## ENTRIES
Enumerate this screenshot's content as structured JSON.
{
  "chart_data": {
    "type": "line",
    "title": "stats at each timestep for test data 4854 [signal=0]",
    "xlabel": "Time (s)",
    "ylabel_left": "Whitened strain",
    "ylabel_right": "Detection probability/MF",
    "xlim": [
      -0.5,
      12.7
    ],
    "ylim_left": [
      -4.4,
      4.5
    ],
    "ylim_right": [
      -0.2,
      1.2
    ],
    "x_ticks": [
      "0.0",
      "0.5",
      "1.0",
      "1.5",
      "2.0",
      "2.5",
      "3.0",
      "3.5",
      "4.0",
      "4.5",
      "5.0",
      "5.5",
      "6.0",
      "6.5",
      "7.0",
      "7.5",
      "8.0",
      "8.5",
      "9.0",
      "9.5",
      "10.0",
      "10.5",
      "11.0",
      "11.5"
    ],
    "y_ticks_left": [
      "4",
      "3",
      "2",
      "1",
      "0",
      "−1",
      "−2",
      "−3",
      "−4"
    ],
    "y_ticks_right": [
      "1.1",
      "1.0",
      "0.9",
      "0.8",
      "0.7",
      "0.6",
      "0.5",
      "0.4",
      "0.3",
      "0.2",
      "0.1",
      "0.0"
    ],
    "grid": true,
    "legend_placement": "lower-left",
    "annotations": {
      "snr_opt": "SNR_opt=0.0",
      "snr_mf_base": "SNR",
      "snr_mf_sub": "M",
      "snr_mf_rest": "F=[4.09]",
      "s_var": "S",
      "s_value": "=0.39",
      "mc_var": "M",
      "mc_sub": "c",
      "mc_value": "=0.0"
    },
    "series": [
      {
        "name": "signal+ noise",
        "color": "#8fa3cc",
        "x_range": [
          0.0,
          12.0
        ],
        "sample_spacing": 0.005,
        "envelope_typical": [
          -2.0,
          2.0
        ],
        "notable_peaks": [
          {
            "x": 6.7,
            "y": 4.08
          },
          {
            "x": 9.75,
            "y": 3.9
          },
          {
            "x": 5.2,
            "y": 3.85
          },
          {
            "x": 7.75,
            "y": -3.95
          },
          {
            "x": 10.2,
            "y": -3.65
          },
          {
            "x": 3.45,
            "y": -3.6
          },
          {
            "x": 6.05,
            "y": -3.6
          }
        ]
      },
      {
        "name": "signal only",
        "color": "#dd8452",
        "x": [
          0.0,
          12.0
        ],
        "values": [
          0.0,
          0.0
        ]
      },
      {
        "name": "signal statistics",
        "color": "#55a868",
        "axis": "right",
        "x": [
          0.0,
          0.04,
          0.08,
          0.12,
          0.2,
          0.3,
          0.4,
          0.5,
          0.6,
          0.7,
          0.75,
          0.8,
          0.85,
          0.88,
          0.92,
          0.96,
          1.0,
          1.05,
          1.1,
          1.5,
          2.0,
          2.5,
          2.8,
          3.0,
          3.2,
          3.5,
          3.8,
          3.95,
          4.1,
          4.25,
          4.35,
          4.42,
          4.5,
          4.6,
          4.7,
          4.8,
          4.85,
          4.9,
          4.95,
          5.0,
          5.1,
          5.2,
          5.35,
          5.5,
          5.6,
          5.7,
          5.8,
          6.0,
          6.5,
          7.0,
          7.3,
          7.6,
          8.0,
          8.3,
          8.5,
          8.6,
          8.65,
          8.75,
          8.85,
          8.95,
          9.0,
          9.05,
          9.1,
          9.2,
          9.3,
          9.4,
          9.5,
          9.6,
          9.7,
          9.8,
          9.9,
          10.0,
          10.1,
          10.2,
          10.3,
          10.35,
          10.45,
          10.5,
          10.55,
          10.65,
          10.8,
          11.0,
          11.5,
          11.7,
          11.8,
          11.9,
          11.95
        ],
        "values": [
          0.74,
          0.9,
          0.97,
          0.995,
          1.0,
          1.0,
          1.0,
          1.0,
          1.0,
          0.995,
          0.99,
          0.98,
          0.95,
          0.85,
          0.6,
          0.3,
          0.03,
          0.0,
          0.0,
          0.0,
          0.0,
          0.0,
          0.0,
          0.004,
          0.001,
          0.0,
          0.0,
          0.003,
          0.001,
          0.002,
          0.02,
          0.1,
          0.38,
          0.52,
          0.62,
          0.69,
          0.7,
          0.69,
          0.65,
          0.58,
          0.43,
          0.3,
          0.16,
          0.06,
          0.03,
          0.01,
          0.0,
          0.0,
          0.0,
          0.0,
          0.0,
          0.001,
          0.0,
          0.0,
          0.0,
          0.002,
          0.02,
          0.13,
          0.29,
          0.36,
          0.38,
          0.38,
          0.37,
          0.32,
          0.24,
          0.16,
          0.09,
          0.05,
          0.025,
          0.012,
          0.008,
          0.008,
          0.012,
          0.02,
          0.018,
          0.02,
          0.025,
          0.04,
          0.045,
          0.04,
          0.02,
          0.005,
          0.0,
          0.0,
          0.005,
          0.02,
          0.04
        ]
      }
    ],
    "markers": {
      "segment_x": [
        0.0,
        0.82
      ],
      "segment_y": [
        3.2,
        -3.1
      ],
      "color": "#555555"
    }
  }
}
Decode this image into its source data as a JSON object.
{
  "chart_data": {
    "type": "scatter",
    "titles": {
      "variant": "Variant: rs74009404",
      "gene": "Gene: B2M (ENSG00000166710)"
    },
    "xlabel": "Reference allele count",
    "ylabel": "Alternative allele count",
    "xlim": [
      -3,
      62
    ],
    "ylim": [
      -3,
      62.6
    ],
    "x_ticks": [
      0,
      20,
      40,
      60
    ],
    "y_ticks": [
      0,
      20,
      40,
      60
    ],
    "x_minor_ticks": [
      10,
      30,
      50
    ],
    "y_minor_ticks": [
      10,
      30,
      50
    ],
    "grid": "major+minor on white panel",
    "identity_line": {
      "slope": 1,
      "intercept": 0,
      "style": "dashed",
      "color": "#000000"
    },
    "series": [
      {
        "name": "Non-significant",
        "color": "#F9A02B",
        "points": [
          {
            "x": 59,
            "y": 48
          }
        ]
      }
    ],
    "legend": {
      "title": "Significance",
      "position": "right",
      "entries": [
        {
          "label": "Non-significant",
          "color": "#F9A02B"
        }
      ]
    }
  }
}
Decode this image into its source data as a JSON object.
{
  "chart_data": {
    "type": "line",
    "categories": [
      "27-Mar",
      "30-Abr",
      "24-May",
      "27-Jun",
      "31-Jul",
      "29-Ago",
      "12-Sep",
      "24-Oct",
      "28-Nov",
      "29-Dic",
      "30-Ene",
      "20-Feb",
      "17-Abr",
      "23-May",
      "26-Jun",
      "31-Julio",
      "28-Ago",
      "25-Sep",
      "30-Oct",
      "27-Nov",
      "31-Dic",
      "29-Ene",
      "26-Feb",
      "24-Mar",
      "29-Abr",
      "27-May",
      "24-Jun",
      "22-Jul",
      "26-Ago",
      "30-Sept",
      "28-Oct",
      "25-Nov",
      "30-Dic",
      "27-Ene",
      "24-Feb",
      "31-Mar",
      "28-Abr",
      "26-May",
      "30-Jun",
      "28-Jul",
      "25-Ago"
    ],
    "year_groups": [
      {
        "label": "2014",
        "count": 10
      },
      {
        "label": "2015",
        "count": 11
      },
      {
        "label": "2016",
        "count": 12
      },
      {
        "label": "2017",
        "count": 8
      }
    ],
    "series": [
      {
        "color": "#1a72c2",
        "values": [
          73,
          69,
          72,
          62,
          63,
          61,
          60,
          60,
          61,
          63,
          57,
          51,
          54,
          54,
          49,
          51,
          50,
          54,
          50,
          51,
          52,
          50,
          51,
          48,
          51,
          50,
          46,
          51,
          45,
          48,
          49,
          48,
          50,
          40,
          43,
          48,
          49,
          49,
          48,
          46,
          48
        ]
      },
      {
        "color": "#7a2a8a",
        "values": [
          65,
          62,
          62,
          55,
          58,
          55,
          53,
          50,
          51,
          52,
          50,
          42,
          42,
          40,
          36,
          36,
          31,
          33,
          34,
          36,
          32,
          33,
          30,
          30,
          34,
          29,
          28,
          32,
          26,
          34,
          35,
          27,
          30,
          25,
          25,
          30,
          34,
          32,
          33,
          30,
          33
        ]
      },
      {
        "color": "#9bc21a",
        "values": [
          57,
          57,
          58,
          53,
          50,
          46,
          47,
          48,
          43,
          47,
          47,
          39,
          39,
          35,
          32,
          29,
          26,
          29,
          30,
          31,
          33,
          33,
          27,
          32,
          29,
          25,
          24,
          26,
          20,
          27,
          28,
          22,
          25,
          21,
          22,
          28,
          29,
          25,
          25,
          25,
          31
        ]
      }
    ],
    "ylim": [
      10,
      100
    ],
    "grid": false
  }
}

## PROBLEM DETAILS
Show every line from the listing above in which the string "color" appears.

## WRITTEN RESPONSE
        "color": "#8fa3cc",
        "color": "#dd8452",
        "color": "#55a868",
      "color": "#555555"
      "color": "#000000"
        "color": "#F9A02B",
          "color": "#F9A02B"
        "color": "#1a72c2",
        "color": "#7a2a8a",
        "color": "#9bc21a",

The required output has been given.